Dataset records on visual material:
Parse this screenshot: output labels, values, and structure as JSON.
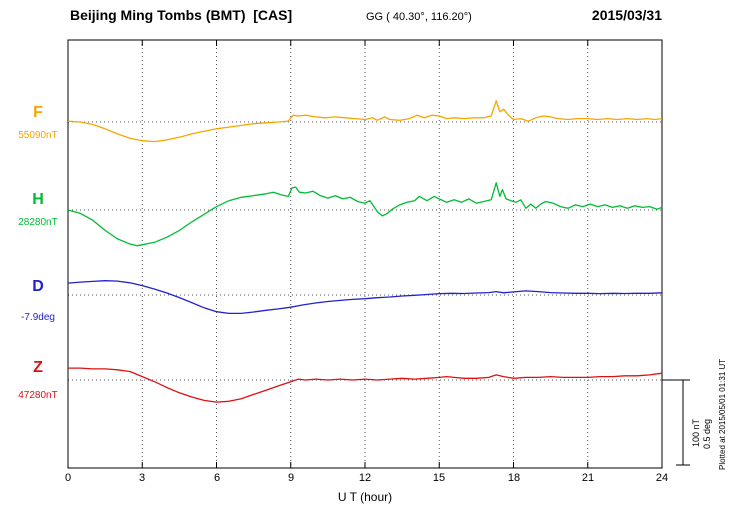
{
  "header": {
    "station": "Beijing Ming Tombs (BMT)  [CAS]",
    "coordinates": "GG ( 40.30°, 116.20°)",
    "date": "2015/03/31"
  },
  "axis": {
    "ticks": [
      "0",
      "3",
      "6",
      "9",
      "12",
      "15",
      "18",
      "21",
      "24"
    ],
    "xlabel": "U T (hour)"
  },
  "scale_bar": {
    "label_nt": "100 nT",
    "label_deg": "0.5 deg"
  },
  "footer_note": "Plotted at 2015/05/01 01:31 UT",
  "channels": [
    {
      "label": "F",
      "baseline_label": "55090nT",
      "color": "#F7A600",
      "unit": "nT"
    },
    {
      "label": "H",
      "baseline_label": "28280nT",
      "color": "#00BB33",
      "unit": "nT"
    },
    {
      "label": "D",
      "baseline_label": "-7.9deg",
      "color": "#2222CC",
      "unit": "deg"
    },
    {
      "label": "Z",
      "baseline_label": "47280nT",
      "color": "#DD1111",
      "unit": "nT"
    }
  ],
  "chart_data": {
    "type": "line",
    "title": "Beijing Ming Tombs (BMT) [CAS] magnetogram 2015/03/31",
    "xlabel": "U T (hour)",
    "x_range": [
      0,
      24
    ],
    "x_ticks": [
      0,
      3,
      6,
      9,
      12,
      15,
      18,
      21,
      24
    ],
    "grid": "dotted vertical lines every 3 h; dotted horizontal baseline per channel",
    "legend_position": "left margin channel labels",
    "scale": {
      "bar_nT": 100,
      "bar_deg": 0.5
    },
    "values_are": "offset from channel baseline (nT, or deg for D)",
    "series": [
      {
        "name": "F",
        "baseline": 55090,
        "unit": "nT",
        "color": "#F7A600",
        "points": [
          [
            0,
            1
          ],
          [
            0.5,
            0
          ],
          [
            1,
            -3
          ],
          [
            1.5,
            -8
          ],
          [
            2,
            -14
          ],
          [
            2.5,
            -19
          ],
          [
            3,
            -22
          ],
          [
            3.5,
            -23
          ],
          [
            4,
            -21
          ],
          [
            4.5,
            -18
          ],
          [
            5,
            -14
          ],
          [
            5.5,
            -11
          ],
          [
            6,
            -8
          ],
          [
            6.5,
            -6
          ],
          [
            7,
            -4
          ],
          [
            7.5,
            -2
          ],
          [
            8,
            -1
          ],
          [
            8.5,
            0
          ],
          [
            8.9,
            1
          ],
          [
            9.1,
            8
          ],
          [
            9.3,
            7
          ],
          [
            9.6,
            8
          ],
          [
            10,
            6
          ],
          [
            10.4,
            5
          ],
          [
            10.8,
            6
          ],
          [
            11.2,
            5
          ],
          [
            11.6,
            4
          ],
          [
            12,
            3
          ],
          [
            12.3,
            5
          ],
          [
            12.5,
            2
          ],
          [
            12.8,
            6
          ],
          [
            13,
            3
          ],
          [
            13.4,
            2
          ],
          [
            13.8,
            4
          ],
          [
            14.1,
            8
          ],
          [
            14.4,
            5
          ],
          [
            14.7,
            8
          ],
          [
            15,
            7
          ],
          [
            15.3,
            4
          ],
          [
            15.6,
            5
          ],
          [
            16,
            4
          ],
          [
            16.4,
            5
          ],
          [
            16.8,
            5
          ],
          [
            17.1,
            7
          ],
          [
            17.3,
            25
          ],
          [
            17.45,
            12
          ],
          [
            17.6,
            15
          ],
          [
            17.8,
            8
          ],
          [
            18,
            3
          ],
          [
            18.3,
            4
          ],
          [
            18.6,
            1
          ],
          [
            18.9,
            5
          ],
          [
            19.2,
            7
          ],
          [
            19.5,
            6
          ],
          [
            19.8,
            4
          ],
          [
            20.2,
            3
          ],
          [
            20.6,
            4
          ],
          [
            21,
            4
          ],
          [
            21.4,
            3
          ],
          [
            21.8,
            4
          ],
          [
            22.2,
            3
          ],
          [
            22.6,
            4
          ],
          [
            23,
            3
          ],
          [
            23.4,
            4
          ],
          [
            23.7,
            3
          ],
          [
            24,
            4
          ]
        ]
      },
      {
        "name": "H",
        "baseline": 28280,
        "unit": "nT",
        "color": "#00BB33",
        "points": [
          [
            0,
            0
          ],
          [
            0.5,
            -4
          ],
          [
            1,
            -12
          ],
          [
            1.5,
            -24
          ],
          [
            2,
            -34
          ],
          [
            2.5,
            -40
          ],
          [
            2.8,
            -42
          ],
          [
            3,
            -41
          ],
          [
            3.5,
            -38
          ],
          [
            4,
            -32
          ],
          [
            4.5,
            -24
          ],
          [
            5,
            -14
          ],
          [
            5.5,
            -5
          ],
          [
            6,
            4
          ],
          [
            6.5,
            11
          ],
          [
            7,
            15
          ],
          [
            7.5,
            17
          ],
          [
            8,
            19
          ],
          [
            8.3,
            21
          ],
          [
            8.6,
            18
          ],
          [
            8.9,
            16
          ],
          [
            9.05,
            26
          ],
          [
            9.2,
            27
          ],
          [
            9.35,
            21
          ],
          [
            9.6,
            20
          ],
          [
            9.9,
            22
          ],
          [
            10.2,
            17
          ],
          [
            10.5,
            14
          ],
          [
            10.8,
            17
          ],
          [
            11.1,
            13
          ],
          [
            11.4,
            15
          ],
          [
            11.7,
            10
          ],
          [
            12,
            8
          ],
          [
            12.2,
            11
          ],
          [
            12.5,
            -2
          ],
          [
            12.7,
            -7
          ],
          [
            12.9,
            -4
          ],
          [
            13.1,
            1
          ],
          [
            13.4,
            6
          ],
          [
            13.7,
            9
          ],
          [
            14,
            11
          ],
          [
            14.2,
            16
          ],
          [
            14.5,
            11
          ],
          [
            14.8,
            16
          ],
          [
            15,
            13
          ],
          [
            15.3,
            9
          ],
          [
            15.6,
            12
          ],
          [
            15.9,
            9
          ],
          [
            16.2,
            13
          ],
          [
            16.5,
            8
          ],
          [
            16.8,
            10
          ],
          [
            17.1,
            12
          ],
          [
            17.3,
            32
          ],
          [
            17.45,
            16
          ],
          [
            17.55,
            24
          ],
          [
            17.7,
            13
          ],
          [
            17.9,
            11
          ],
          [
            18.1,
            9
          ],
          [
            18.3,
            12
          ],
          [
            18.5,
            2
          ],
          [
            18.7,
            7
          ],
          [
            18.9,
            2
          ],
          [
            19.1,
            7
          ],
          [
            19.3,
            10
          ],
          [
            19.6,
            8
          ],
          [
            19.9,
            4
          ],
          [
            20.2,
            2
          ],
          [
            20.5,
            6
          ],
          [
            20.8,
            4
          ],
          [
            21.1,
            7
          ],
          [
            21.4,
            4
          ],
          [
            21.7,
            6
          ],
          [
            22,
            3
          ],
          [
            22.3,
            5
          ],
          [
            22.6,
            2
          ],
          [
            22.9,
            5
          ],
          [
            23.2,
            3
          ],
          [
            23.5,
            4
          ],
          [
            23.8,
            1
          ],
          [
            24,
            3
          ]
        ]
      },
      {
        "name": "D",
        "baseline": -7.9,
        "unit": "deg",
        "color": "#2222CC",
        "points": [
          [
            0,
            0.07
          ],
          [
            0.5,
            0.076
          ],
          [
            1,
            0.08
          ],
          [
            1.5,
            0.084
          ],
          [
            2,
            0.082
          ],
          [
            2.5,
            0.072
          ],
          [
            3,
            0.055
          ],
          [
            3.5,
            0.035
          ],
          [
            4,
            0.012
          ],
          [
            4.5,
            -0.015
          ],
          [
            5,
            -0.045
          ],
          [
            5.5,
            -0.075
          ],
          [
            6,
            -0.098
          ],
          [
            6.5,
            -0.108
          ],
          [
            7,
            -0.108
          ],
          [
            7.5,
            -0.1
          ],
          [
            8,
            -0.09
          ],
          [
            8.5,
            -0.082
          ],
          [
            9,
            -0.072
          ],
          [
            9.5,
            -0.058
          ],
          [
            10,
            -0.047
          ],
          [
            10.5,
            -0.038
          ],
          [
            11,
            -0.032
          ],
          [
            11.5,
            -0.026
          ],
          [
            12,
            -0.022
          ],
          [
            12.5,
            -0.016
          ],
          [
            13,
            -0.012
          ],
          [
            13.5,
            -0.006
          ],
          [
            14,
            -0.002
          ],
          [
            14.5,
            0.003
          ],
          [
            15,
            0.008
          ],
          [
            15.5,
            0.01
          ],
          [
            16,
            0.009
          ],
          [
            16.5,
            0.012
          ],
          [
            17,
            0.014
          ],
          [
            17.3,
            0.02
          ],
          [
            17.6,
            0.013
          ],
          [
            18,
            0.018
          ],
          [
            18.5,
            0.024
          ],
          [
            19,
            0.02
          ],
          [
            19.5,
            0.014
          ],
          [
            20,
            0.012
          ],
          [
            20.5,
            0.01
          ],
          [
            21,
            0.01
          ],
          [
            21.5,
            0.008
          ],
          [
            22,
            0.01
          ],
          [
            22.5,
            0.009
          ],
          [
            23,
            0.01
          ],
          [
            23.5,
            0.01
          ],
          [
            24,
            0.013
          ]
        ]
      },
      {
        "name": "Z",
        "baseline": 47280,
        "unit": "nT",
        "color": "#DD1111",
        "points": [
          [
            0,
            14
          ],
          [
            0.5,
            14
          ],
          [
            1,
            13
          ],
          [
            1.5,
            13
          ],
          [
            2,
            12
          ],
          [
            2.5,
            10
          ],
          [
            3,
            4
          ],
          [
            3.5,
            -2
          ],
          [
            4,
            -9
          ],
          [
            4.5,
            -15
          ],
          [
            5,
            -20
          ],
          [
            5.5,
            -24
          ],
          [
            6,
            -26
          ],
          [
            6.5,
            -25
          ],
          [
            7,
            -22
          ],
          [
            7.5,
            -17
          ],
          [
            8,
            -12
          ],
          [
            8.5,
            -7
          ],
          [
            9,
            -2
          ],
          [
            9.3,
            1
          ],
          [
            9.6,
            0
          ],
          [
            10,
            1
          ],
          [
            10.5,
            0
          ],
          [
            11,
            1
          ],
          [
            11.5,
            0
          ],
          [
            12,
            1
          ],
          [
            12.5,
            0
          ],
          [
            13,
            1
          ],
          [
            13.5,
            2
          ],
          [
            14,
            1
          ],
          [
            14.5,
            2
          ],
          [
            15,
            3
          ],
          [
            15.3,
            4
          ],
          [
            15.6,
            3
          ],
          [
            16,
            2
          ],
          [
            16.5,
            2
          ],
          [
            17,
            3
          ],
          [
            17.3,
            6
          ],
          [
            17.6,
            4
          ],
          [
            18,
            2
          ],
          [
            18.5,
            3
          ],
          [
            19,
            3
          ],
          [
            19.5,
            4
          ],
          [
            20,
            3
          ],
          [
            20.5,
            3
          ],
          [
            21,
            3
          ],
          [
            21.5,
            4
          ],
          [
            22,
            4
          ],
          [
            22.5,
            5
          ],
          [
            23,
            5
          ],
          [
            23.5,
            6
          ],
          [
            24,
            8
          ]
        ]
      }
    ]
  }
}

The task:
Pick each line holding the word "Beijing" out of the listing.

The completed task:
    "station": "Beijing Ming Tombs (BMT)  [CAS]",
    "title": "Beijing Ming Tombs (BMT) [CAS] magnetogram 2015/03/31",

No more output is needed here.